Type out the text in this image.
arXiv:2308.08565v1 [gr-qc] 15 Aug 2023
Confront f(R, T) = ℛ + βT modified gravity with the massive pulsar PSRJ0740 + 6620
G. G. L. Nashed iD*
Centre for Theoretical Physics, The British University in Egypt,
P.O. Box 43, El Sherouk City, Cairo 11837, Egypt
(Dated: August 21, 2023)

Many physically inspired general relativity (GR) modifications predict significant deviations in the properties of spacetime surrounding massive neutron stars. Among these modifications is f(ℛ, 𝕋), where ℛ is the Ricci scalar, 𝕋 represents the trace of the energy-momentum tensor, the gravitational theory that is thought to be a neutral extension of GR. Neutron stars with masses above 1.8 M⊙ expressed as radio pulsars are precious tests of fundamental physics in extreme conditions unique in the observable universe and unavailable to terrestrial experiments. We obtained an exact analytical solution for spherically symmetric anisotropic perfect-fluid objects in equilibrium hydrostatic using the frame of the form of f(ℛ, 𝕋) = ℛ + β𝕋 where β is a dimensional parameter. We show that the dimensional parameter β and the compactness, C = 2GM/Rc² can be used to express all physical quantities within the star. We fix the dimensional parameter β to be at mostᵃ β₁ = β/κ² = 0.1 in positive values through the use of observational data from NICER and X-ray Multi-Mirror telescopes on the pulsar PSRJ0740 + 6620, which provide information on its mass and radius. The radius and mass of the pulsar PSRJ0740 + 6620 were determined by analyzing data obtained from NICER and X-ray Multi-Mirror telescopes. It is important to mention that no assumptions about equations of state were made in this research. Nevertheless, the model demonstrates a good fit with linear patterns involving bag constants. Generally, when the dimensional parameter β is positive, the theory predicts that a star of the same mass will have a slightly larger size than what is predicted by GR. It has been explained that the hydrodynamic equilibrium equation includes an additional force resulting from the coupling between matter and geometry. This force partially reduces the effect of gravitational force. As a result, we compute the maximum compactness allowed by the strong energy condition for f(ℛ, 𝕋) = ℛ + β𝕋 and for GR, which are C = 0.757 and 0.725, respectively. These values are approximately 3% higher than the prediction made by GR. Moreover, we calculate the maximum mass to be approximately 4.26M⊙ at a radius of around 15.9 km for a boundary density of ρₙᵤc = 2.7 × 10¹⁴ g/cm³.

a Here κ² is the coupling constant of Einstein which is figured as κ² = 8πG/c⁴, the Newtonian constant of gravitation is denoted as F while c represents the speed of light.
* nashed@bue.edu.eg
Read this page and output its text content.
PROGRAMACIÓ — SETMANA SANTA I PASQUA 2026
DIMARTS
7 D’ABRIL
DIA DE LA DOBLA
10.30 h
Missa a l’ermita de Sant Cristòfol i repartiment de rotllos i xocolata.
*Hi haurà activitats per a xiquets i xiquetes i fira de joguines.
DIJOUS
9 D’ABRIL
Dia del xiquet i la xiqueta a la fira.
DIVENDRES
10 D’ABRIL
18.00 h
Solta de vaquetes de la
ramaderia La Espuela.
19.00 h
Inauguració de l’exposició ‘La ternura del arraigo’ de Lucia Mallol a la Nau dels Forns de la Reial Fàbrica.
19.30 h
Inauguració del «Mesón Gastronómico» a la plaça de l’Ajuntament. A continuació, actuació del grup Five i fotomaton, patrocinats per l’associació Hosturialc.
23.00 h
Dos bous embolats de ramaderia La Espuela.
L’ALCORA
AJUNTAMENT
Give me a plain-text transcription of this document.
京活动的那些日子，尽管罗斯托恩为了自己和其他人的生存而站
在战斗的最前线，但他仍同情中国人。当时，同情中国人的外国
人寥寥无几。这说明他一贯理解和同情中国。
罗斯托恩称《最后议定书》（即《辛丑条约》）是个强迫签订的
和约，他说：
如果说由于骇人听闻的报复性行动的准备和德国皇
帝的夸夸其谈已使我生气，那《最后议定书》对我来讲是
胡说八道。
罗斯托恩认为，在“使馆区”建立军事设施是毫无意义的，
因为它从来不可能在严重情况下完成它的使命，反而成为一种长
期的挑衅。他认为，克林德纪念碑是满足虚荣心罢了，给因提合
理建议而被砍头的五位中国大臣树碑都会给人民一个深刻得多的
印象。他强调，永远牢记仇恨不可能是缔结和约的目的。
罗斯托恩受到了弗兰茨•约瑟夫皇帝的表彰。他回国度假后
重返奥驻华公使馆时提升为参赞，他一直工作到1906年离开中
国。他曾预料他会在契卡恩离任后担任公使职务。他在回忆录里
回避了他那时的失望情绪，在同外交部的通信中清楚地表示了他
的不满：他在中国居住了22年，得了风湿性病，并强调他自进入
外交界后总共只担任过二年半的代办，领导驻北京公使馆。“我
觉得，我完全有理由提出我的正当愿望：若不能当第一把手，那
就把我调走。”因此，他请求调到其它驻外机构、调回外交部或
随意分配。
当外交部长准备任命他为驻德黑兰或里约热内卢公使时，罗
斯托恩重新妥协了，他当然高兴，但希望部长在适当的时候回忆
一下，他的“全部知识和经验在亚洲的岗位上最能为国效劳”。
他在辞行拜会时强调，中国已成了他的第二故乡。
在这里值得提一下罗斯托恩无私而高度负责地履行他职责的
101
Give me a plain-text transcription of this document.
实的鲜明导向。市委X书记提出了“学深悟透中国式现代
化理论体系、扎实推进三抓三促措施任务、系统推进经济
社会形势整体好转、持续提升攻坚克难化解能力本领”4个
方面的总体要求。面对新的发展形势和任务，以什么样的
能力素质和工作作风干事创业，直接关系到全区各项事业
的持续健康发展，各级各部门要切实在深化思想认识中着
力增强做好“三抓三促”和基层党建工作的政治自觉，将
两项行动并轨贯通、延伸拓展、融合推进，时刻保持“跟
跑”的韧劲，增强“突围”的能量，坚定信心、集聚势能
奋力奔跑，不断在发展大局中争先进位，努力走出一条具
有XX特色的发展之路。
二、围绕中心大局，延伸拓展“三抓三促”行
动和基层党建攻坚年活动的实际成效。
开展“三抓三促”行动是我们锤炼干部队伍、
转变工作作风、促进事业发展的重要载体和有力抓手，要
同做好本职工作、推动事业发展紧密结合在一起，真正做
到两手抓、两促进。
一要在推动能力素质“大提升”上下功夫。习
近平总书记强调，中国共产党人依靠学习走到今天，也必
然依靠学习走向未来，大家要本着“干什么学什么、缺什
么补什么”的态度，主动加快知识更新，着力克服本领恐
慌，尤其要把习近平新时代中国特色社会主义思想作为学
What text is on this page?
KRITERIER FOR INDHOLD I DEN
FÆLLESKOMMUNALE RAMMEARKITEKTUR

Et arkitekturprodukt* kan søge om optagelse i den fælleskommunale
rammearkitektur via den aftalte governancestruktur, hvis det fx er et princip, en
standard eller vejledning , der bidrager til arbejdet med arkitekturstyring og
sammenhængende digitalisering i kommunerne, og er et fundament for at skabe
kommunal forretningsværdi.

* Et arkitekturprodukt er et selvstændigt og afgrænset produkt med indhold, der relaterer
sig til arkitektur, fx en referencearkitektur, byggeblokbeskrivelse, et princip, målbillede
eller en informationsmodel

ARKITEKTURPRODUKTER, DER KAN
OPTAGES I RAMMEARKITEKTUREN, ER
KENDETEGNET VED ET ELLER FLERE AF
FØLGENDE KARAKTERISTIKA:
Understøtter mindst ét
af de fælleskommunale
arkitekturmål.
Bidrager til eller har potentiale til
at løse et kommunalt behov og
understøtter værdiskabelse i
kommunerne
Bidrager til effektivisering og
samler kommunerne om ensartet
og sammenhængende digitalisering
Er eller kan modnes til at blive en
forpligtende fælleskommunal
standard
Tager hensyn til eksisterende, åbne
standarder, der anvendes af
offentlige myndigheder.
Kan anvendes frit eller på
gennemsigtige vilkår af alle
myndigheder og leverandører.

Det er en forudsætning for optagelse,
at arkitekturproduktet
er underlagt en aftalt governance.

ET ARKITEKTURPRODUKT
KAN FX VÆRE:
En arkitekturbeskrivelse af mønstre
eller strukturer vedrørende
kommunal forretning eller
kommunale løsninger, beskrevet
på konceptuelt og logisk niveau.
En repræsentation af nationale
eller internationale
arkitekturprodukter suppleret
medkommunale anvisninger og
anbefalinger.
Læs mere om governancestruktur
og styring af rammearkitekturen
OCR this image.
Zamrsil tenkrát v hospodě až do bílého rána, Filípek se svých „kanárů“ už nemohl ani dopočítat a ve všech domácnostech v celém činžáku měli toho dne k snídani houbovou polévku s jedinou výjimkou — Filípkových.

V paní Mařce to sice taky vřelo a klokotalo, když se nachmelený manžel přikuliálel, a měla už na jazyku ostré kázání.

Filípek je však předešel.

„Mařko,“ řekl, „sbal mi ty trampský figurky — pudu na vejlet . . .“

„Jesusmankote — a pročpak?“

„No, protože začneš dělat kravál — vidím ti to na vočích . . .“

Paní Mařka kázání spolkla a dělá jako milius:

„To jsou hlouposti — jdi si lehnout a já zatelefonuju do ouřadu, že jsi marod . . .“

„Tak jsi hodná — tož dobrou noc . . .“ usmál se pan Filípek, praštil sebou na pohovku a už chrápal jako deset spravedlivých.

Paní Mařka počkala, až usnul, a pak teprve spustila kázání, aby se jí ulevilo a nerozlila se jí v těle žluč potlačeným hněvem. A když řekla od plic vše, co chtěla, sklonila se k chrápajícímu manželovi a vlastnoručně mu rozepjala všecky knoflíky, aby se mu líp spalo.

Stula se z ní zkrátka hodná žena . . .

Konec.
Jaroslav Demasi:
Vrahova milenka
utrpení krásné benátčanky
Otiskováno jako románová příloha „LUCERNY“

▸ GOAL: Lines containing the word "Espuela" must all be returned from the material above.

▸ FINISHED TASK:
ramaderia La Espuela.
Dos bous embolats de ramaderia La Espuela.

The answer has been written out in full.